Dataset excerpts
** start **

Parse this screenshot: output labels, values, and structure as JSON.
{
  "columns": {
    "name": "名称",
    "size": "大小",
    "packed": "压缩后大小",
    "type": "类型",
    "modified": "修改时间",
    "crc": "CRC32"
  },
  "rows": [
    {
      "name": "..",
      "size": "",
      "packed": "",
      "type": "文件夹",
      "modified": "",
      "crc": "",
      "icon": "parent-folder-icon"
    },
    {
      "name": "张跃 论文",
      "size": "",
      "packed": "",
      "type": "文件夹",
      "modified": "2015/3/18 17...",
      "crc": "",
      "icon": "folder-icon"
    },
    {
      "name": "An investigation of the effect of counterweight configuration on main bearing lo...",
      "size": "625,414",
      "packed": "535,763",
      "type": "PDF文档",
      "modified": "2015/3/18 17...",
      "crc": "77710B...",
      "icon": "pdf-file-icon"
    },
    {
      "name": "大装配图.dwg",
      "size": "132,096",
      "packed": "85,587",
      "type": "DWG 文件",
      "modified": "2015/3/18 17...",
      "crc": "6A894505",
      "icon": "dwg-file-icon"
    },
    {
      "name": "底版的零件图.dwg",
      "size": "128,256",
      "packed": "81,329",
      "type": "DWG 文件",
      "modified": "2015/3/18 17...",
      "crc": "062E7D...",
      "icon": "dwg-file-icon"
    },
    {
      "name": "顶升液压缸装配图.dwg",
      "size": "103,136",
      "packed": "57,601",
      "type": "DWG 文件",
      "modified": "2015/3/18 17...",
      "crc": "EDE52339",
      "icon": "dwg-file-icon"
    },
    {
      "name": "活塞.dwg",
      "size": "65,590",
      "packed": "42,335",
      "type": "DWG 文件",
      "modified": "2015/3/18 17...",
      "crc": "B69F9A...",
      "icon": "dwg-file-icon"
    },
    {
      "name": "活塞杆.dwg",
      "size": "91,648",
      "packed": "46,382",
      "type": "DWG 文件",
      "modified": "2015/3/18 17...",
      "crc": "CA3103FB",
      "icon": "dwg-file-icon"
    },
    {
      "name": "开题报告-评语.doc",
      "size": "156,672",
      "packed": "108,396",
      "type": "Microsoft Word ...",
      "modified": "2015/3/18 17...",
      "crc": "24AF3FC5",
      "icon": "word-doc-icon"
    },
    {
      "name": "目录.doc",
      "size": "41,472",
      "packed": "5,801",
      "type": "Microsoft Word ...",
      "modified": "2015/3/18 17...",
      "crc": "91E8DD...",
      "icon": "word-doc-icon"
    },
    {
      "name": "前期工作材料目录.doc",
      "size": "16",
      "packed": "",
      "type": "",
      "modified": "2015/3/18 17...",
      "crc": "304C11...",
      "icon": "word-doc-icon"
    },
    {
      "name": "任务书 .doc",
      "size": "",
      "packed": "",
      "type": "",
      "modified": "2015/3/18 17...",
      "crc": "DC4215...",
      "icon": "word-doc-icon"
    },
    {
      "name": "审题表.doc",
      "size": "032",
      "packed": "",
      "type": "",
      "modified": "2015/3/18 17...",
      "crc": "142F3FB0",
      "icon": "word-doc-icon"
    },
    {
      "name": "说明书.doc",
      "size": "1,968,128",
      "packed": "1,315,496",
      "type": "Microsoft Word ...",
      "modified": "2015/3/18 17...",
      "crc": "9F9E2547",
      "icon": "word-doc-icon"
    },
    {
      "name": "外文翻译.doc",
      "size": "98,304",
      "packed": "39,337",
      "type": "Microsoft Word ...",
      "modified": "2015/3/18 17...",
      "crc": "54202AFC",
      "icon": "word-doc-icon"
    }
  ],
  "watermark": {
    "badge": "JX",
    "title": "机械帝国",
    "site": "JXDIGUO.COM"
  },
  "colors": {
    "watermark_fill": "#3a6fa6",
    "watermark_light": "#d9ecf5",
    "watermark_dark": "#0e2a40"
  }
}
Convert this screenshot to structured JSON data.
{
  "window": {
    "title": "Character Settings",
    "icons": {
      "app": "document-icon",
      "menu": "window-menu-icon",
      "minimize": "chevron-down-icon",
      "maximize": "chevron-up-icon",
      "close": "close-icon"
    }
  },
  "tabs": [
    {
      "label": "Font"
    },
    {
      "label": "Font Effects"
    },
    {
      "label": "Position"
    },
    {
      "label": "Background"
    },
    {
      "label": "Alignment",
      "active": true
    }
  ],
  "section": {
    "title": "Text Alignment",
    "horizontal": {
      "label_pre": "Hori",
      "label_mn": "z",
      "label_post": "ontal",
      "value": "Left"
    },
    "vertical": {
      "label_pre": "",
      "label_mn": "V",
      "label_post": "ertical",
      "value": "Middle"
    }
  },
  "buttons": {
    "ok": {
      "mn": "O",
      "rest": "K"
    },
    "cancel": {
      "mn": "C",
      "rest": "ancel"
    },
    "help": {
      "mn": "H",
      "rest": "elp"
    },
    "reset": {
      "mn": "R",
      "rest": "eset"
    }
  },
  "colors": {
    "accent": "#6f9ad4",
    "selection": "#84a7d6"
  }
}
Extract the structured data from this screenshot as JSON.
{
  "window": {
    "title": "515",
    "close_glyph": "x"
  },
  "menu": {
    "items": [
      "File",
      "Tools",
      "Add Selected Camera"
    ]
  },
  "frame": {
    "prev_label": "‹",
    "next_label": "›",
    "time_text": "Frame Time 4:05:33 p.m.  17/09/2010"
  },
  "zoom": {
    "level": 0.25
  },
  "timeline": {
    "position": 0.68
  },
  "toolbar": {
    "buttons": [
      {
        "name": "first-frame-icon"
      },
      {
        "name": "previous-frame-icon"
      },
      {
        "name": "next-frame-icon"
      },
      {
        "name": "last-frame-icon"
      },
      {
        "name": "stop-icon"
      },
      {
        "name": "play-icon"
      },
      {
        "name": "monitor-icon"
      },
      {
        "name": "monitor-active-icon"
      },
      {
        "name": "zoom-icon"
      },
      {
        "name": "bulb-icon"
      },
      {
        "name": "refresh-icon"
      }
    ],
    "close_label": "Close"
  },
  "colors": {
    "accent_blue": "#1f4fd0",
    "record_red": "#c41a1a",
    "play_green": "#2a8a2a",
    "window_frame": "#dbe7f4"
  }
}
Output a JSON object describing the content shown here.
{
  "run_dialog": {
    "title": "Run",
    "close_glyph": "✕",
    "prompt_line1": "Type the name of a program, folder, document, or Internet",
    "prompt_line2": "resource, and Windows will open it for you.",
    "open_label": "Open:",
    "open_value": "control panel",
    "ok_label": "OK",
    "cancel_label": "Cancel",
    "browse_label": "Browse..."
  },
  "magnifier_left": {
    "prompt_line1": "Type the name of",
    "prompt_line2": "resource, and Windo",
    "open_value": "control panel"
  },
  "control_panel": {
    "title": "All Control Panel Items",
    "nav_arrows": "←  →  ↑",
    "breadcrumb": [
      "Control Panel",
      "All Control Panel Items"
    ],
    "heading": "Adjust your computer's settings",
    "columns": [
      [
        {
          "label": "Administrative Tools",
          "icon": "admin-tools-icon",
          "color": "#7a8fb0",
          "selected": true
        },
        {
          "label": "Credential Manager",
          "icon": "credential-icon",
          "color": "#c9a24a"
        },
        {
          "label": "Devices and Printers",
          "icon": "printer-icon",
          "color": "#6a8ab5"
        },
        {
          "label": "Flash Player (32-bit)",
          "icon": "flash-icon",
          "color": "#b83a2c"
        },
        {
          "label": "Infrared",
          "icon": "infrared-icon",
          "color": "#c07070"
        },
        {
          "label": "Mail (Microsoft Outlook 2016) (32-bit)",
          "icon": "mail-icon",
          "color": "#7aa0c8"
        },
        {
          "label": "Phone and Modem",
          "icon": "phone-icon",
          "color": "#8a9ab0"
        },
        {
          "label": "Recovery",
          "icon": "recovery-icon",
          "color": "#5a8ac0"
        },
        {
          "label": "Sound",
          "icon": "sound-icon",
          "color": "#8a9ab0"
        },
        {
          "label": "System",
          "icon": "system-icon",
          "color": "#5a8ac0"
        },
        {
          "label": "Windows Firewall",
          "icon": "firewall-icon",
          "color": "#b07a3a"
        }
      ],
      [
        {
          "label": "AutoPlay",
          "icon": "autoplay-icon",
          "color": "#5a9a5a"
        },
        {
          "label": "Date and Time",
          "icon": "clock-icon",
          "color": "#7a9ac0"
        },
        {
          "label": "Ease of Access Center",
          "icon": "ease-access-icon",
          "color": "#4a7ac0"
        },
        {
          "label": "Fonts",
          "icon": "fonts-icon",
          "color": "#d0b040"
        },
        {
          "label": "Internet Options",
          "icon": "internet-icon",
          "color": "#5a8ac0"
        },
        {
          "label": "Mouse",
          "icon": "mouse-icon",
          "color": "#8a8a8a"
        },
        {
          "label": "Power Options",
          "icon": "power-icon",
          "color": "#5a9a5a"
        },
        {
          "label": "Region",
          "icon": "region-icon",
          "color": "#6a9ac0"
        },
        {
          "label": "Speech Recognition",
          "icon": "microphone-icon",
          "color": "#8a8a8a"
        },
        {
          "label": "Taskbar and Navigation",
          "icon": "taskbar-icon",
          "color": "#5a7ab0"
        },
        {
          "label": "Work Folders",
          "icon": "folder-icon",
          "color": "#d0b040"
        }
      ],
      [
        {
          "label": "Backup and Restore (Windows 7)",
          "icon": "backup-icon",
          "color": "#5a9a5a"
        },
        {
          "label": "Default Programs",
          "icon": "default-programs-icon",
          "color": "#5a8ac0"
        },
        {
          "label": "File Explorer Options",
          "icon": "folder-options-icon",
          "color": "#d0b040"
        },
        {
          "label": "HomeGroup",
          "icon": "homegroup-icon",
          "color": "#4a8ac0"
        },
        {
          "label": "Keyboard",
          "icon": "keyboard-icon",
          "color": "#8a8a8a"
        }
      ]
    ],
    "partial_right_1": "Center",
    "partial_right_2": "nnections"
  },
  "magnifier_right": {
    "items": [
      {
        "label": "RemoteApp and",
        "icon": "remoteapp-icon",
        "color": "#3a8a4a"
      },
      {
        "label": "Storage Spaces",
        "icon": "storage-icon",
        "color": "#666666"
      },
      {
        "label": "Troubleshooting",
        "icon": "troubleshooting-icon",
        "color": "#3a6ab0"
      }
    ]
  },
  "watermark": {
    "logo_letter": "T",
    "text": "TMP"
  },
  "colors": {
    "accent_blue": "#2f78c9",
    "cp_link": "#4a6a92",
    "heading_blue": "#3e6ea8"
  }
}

** end **

What you need to do: Identify each line holding the string "Center", and copy it out.

Problem solution:
          "label": "Ease of Access Center",
    "partial_right_1": "Center",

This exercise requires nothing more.